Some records
○ ○ ○

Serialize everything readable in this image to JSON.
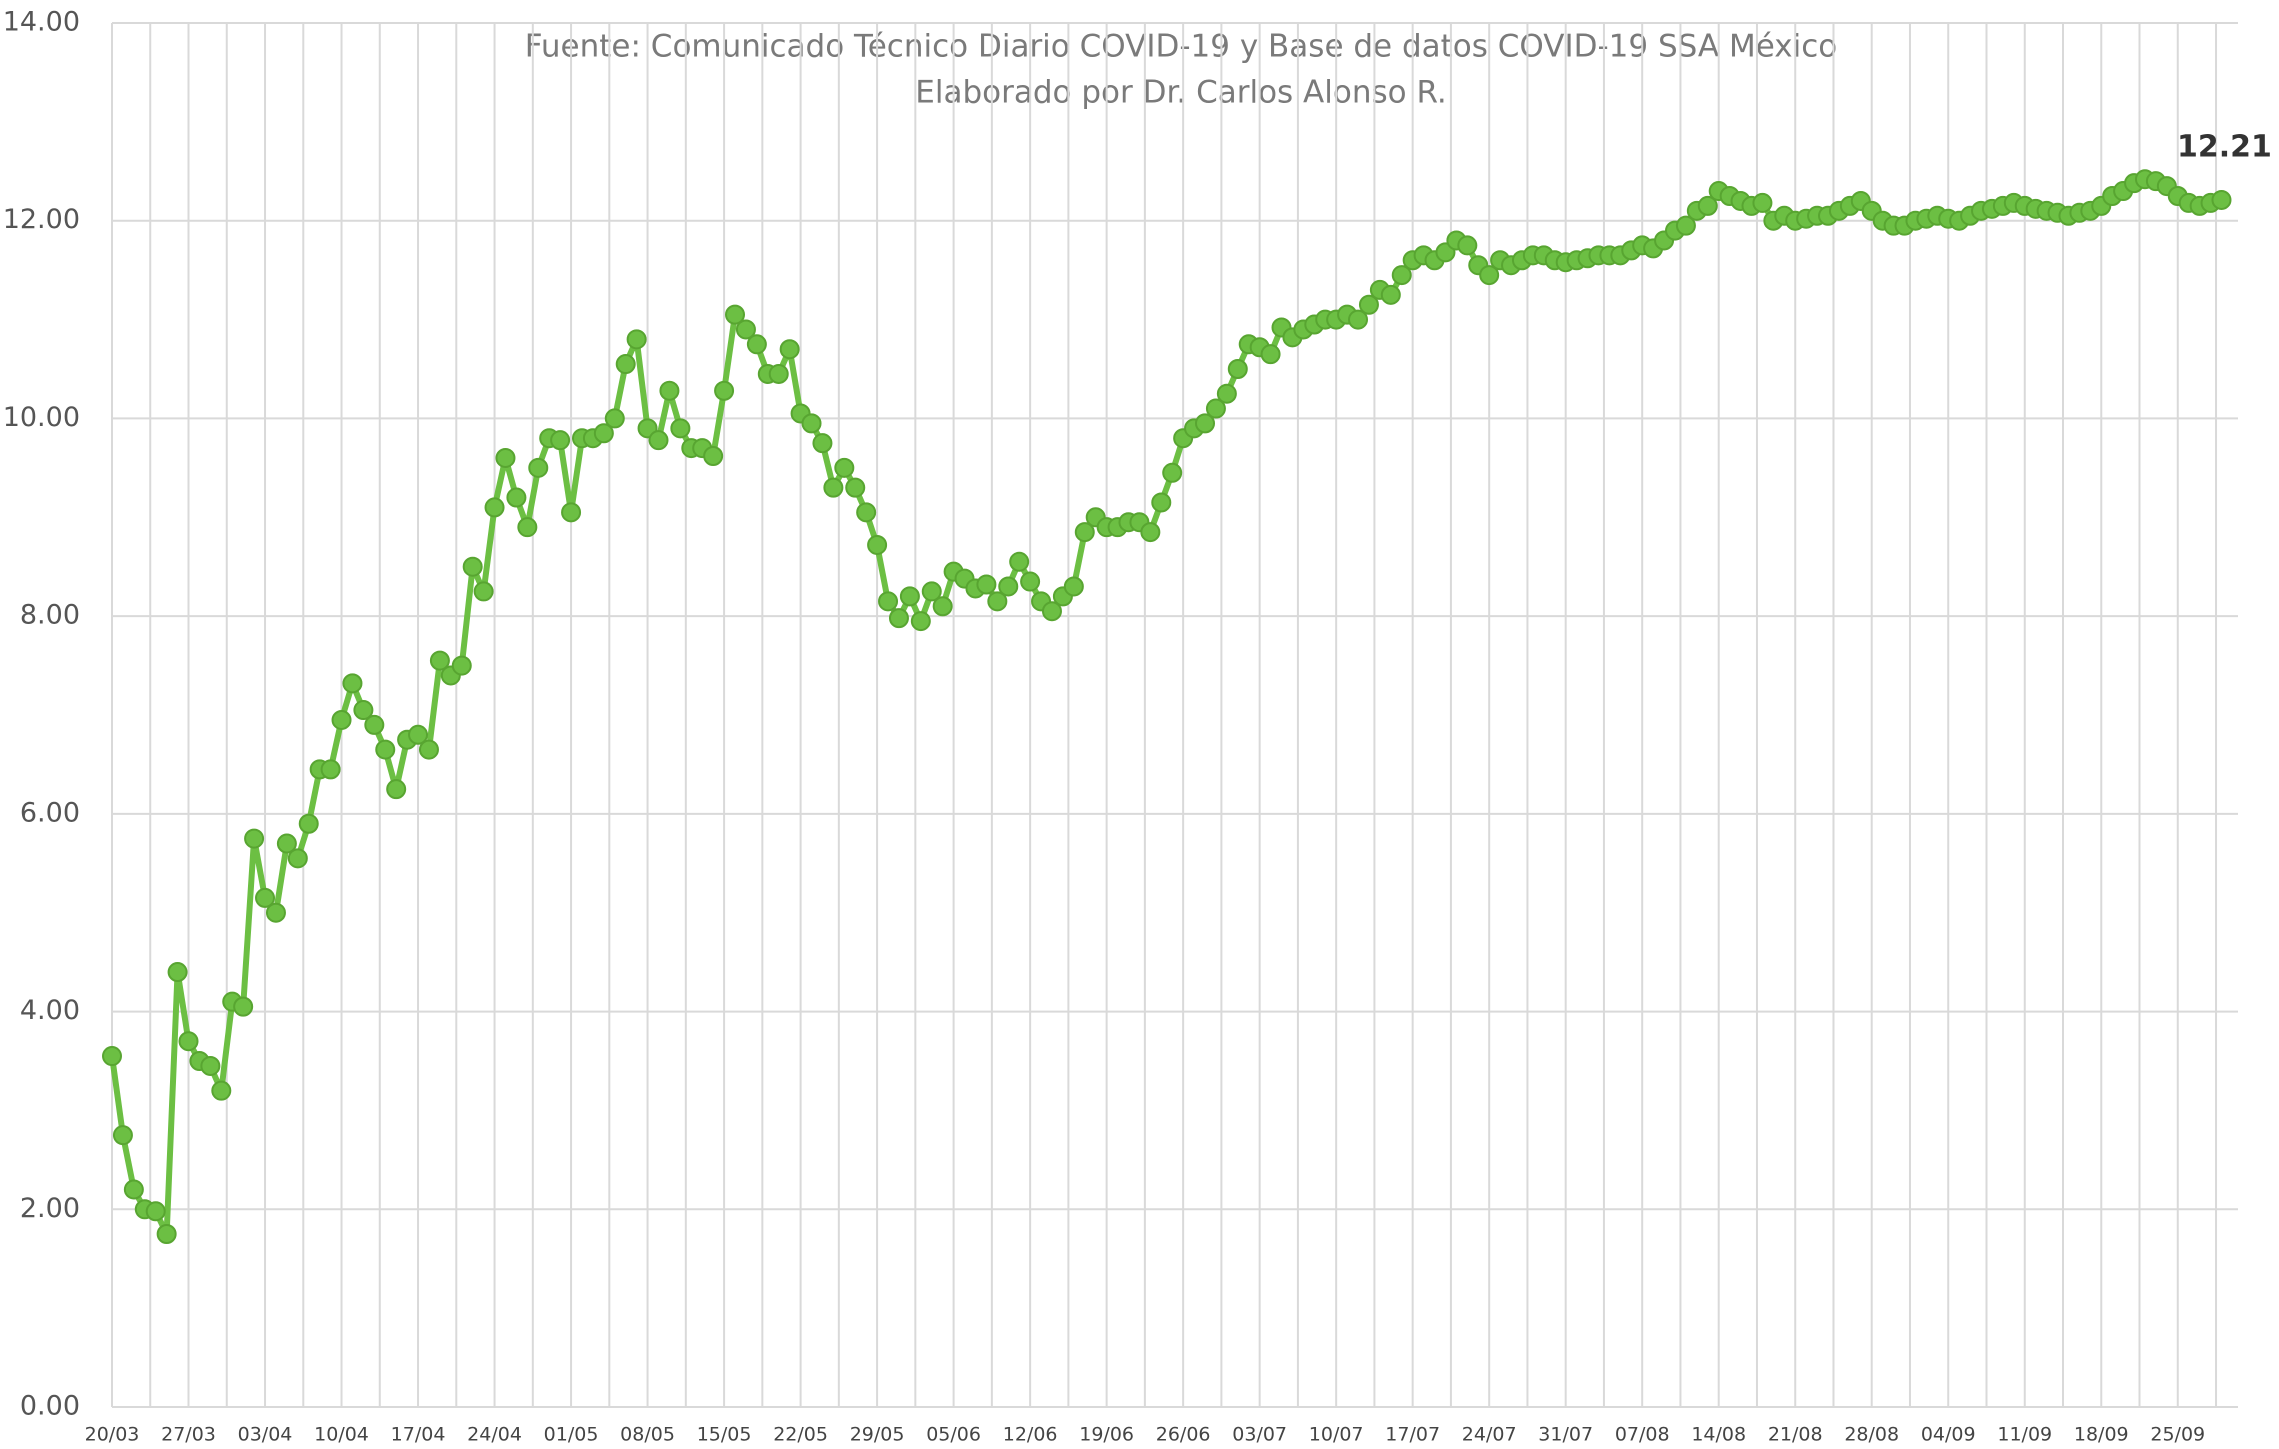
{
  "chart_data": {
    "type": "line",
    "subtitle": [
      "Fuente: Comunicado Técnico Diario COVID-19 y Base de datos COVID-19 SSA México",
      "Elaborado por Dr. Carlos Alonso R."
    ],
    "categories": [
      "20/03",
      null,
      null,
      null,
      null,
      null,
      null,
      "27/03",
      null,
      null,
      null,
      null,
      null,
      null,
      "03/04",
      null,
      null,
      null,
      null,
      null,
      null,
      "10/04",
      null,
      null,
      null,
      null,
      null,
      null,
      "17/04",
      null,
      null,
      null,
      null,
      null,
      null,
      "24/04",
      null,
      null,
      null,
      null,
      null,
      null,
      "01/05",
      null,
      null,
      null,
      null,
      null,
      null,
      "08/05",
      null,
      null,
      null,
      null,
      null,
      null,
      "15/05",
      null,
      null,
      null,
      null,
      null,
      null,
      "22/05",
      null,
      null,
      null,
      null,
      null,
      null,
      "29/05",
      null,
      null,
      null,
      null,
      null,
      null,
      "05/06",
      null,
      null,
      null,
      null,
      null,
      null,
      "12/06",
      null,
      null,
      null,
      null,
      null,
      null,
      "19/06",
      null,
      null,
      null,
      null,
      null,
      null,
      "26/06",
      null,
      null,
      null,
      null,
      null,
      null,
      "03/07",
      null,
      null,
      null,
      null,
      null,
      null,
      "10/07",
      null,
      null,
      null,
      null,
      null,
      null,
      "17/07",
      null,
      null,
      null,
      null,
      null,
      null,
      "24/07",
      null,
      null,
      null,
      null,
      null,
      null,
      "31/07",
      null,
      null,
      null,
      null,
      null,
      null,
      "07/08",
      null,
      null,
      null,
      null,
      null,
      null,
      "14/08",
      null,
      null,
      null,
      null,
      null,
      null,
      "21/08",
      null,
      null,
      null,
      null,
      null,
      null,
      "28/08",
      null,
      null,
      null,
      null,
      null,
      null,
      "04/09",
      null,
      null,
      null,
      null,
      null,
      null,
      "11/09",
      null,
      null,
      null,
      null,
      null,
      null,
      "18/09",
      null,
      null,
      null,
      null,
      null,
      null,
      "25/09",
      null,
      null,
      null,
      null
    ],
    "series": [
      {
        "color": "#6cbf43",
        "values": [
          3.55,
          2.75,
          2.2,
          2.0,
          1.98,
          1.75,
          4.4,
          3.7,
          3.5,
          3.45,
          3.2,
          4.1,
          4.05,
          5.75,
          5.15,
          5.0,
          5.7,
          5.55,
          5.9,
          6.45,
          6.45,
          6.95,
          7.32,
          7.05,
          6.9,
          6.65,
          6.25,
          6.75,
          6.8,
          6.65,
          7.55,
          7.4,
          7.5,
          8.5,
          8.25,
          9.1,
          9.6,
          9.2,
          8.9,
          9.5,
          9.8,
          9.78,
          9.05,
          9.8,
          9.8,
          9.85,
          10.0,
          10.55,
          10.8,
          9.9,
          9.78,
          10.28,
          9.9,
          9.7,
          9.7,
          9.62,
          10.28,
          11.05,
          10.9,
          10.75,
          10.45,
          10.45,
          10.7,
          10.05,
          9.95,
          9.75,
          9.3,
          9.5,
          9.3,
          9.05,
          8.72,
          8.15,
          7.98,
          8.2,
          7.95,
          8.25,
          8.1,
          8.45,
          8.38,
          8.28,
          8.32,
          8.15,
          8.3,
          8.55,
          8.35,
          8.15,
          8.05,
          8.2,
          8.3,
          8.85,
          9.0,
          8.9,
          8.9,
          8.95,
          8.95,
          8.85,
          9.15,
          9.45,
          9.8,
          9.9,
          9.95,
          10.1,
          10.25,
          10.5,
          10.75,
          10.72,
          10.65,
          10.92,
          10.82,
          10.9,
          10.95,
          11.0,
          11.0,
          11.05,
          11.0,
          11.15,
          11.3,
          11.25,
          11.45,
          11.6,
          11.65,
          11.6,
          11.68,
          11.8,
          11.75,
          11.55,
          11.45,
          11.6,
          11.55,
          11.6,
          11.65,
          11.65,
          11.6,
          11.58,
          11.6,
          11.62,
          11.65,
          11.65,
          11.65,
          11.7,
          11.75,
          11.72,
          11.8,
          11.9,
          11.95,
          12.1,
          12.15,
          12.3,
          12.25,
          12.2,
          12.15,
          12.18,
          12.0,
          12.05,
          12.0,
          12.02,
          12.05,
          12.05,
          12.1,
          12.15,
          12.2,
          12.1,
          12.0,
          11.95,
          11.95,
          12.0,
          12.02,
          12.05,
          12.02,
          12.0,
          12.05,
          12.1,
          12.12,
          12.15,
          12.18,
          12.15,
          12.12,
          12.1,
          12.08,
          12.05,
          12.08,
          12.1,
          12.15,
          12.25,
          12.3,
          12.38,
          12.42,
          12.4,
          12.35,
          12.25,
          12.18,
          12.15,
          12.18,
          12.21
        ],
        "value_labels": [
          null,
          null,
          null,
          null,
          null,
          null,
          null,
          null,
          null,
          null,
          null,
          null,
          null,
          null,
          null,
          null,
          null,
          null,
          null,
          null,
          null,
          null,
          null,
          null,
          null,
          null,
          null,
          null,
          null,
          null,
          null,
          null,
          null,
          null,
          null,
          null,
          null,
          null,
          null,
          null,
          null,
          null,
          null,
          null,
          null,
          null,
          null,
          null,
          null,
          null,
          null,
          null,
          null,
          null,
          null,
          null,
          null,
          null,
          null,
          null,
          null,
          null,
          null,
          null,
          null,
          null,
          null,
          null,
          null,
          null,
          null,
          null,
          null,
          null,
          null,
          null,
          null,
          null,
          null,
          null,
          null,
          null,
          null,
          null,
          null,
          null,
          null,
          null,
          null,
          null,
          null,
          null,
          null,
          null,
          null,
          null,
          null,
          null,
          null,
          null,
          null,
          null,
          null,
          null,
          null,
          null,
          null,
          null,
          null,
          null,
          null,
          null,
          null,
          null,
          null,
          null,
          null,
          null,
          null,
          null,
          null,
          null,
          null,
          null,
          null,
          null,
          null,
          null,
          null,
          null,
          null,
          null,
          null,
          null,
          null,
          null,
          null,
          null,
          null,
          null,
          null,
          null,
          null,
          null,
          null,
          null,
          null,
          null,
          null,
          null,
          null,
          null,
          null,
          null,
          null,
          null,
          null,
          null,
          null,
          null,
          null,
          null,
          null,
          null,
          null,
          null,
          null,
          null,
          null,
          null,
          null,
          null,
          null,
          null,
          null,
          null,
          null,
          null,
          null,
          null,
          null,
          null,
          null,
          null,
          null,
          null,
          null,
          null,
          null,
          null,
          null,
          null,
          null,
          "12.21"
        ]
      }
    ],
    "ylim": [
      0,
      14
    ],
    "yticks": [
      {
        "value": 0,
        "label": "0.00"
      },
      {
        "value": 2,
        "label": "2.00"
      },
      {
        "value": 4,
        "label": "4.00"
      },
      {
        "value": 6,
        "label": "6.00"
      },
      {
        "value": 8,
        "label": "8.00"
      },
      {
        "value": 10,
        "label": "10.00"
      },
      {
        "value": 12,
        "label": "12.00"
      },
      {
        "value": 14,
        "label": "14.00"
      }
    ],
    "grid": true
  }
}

○ ○ ○

What is required. Your task is to return the entries above exactly, with no pictures.

Answer below.
Serialize everything readable in this image to JSON.
{
  "chart_data": {
    "type": "line",
    "subtitle": [
      "Fuente: Comunicado Técnico Diario COVID-19 y Base de datos COVID-19 SSA México",
      "Elaborado por Dr. Carlos Alonso R."
    ],
    "categories": [
      "20/03",
      null,
      null,
      null,
      null,
      null,
      null,
      "27/03",
      null,
      null,
      null,
      null,
      null,
      null,
      "03/04",
      null,
      null,
      null,
      null,
      null,
      null,
      "10/04",
      null,
      null,
      null,
      null,
      null,
      null,
      "17/04",
      null,
      null,
      null,
      null,
      null,
      null,
      "24/04",
      null,
      null,
      null,
      null,
      null,
      null,
      "01/05",
      null,
      null,
      null,
      null,
      null,
      null,
      "08/05",
      null,
      null,
      null,
      null,
      null,
      null,
      "15/05",
      null,
      null,
      null,
      null,
      null,
      null,
      "22/05",
      null,
      null,
      null,
      null,
      null,
      null,
      "29/05",
      null,
      null,
      null,
      null,
      null,
      null,
      "05/06",
      null,
      null,
      null,
      null,
      null,
      null,
      "12/06",
      null,
      null,
      null,
      null,
      null,
      null,
      "19/06",
      null,
      null,
      null,
      null,
      null,
      null,
      "26/06",
      null,
      null,
      null,
      null,
      null,
      null,
      "03/07",
      null,
      null,
      null,
      null,
      null,
      null,
      "10/07",
      null,
      null,
      null,
      null,
      null,
      null,
      "17/07",
      null,
      null,
      null,
      null,
      null,
      null,
      "24/07",
      null,
      null,
      null,
      null,
      null,
      null,
      "31/07",
      null,
      null,
      null,
      null,
      null,
      null,
      "07/08",
      null,
      null,
      null,
      null,
      null,
      null,
      "14/08",
      null,
      null,
      null,
      null,
      null,
      null,
      "21/08",
      null,
      null,
      null,
      null,
      null,
      null,
      "28/08",
      null,
      null,
      null,
      null,
      null,
      null,
      "04/09",
      null,
      null,
      null,
      null,
      null,
      null,
      "11/09",
      null,
      null,
      null,
      null,
      null,
      null,
      "18/09",
      null,
      null,
      null,
      null,
      null,
      null,
      "25/09",
      null,
      null,
      null,
      null
    ],
    "series": [
      {
        "color": "#6cbf43",
        "values": [
          3.55,
          2.75,
          2.2,
          2.0,
          1.98,
          1.75,
          4.4,
          3.7,
          3.5,
          3.45,
          3.2,
          4.1,
          4.05,
          5.75,
          5.15,
          5.0,
          5.7,
          5.55,
          5.9,
          6.45,
          6.45,
          6.95,
          7.32,
          7.05,
          6.9,
          6.65,
          6.25,
          6.75,
          6.8,
          6.65,
          7.55,
          7.4,
          7.5,
          8.5,
          8.25,
          9.1,
          9.6,
          9.2,
          8.9,
          9.5,
          9.8,
          9.78,
          9.05,
          9.8,
          9.8,
          9.85,
          10.0,
          10.55,
          10.8,
          9.9,
          9.78,
          10.28,
          9.9,
          9.7,
          9.7,
          9.62,
          10.28,
          11.05,
          10.9,
          10.75,
          10.45,
          10.45,
          10.7,
          10.05,
          9.95,
          9.75,
          9.3,
          9.5,
          9.3,
          9.05,
          8.72,
          8.15,
          7.98,
          8.2,
          7.95,
          8.25,
          8.1,
          8.45,
          8.38,
          8.28,
          8.32,
          8.15,
          8.3,
          8.55,
          8.35,
          8.15,
          8.05,
          8.2,
          8.3,
          8.85,
          9.0,
          8.9,
          8.9,
          8.95,
          8.95,
          8.85,
          9.15,
          9.45,
          9.8,
          9.9,
          9.95,
          10.1,
          10.25,
          10.5,
          10.75,
          10.72,
          10.65,
          10.92,
          10.82,
          10.9,
          10.95,
          11.0,
          11.0,
          11.05,
          11.0,
          11.15,
          11.3,
          11.25,
          11.45,
          11.6,
          11.65,
          11.6,
          11.68,
          11.8,
          11.75,
          11.55,
          11.45,
          11.6,
          11.55,
          11.6,
          11.65,
          11.65,
          11.6,
          11.58,
          11.6,
          11.62,
          11.65,
          11.65,
          11.65,
          11.7,
          11.75,
          11.72,
          11.8,
          11.9,
          11.95,
          12.1,
          12.15,
          12.3,
          12.25,
          12.2,
          12.15,
          12.18,
          12.0,
          12.05,
          12.0,
          12.02,
          12.05,
          12.05,
          12.1,
          12.15,
          12.2,
          12.1,
          12.0,
          11.95,
          11.95,
          12.0,
          12.02,
          12.05,
          12.02,
          12.0,
          12.05,
          12.1,
          12.12,
          12.15,
          12.18,
          12.15,
          12.12,
          12.1,
          12.08,
          12.05,
          12.08,
          12.1,
          12.15,
          12.25,
          12.3,
          12.38,
          12.42,
          12.4,
          12.35,
          12.25,
          12.18,
          12.15,
          12.18,
          12.21
        ],
        "value_labels": [
          null,
          null,
          null,
          null,
          null,
          null,
          null,
          null,
          null,
          null,
          null,
          null,
          null,
          null,
          null,
          null,
          null,
          null,
          null,
          null,
          null,
          null,
          null,
          null,
          null,
          null,
          null,
          null,
          null,
          null,
          null,
          null,
          null,
          null,
          null,
          null,
          null,
          null,
          null,
          null,
          null,
          null,
          null,
          null,
          null,
          null,
          null,
          null,
          null,
          null,
          null,
          null,
          null,
          null,
          null,
          null,
          null,
          null,
          null,
          null,
          null,
          null,
          null,
          null,
          null,
          null,
          null,
          null,
          null,
          null,
          null,
          null,
          null,
          null,
          null,
          null,
          null,
          null,
          null,
          null,
          null,
          null,
          null,
          null,
          null,
          null,
          null,
          null,
          null,
          null,
          null,
          null,
          null,
          null,
          null,
          null,
          null,
          null,
          null,
          null,
          null,
          null,
          null,
          null,
          null,
          null,
          null,
          null,
          null,
          null,
          null,
          null,
          null,
          null,
          null,
          null,
          null,
          null,
          null,
          null,
          null,
          null,
          null,
          null,
          null,
          null,
          null,
          null,
          null,
          null,
          null,
          null,
          null,
          null,
          null,
          null,
          null,
          null,
          null,
          null,
          null,
          null,
          null,
          null,
          null,
          null,
          null,
          null,
          null,
          null,
          null,
          null,
          null,
          null,
          null,
          null,
          null,
          null,
          null,
          null,
          null,
          null,
          null,
          null,
          null,
          null,
          null,
          null,
          null,
          null,
          null,
          null,
          null,
          null,
          null,
          null,
          null,
          null,
          null,
          null,
          null,
          null,
          null,
          null,
          null,
          null,
          null,
          null,
          null,
          null,
          null,
          null,
          null,
          "12.21"
        ]
      }
    ],
    "ylim": [
      0,
      14
    ],
    "yticks": [
      {
        "value": 0,
        "label": "0.00"
      },
      {
        "value": 2,
        "label": "2.00"
      },
      {
        "value": 4,
        "label": "4.00"
      },
      {
        "value": 6,
        "label": "6.00"
      },
      {
        "value": 8,
        "label": "8.00"
      },
      {
        "value": 10,
        "label": "10.00"
      },
      {
        "value": 12,
        "label": "12.00"
      },
      {
        "value": 14,
        "label": "14.00"
      }
    ],
    "grid": true
  }
}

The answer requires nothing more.